ITEMS:
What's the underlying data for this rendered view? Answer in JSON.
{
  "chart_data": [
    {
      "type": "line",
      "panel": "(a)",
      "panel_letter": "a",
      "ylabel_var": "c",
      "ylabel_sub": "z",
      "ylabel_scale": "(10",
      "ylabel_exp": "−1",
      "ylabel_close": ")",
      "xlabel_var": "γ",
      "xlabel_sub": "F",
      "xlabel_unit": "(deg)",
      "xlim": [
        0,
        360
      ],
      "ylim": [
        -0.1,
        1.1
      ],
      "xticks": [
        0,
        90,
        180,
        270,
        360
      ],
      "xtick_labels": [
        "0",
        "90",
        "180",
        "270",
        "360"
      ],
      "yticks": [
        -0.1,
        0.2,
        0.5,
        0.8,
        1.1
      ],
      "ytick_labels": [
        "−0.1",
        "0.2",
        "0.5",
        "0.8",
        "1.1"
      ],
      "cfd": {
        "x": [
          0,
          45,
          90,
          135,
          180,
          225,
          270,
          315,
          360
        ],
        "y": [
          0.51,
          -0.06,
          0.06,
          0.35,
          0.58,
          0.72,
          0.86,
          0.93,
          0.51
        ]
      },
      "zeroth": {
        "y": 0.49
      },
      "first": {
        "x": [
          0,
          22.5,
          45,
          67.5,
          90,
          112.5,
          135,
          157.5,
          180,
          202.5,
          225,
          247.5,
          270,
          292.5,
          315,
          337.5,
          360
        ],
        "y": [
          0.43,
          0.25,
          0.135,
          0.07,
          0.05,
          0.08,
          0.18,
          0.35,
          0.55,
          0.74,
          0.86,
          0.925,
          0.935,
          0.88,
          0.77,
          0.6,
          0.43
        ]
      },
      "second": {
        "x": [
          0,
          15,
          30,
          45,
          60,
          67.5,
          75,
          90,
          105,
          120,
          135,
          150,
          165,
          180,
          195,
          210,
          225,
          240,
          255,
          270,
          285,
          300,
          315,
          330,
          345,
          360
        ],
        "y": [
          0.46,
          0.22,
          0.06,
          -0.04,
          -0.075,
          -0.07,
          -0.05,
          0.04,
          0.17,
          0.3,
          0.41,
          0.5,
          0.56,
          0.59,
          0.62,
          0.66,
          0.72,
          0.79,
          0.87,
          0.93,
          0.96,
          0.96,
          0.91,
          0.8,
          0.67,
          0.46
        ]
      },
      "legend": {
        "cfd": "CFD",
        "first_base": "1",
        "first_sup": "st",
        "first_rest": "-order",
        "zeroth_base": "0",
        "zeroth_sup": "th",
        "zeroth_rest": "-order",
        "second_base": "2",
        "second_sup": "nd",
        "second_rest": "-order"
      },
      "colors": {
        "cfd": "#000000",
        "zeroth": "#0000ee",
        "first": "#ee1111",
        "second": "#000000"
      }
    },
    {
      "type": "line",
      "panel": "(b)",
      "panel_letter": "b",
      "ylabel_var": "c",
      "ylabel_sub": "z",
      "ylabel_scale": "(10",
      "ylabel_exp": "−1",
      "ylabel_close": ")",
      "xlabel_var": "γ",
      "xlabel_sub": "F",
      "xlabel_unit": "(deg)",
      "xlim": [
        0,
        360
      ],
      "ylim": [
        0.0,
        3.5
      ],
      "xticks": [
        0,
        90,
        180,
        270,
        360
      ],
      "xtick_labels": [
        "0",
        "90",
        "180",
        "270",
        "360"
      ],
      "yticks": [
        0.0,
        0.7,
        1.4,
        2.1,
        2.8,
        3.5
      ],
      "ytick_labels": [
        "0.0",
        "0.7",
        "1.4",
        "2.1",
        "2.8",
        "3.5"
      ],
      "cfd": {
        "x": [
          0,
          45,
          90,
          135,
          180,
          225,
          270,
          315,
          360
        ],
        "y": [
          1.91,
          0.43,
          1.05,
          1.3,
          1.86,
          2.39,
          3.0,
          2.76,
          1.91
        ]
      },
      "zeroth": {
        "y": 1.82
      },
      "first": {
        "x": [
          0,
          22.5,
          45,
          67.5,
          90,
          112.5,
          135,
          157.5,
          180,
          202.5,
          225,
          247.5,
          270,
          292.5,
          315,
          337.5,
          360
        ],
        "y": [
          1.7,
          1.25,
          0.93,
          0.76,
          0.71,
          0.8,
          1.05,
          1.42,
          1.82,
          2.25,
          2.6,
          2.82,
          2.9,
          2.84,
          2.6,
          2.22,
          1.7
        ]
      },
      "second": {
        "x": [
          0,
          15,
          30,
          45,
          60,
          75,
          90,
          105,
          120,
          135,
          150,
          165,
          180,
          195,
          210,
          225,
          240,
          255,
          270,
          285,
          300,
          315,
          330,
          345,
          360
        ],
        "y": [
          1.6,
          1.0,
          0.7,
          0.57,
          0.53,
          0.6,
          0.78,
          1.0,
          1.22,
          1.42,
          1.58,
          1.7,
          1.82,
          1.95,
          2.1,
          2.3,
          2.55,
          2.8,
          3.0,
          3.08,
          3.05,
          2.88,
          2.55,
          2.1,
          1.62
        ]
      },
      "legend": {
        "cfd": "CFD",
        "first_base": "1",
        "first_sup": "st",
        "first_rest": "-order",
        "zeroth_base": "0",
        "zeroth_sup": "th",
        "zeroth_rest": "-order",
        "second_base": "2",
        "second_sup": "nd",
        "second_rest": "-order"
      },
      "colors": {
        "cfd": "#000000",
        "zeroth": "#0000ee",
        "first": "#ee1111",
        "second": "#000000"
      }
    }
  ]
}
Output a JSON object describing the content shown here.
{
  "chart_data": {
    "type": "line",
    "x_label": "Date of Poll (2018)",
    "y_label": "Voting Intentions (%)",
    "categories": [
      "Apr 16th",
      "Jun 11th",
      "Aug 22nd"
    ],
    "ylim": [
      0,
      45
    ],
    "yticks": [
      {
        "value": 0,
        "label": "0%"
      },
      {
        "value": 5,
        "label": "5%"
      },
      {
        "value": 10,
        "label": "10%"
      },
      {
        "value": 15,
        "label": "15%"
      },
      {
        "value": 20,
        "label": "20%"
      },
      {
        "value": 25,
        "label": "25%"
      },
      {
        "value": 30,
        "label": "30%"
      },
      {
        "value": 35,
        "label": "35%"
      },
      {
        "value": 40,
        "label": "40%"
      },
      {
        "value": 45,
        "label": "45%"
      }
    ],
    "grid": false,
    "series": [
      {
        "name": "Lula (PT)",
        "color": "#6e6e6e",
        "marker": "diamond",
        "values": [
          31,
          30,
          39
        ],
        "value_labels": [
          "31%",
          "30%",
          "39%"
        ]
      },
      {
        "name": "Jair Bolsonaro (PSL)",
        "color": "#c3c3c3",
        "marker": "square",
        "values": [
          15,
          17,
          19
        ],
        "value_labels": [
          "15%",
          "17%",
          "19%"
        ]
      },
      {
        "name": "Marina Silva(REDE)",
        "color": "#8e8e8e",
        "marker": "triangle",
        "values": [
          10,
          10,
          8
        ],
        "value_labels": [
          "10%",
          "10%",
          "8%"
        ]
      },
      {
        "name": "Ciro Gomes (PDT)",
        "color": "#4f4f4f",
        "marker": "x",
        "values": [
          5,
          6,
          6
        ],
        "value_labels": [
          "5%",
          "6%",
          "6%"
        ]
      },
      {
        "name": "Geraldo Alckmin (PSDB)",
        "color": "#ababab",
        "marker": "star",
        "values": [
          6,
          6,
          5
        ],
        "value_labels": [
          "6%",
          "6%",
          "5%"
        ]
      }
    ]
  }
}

EXERCISE BRIEF: From the material above, copy each line that includes the word "name".

TASK RESPONSE:
        "name": "Lula (PT)",
        "name": "Jair Bolsonaro (PSL)",
        "name": "Marina Silva(REDE)",
        "name": "Ciro Gomes (PDT)",
        "name": "Geraldo Alckmin (PSDB)",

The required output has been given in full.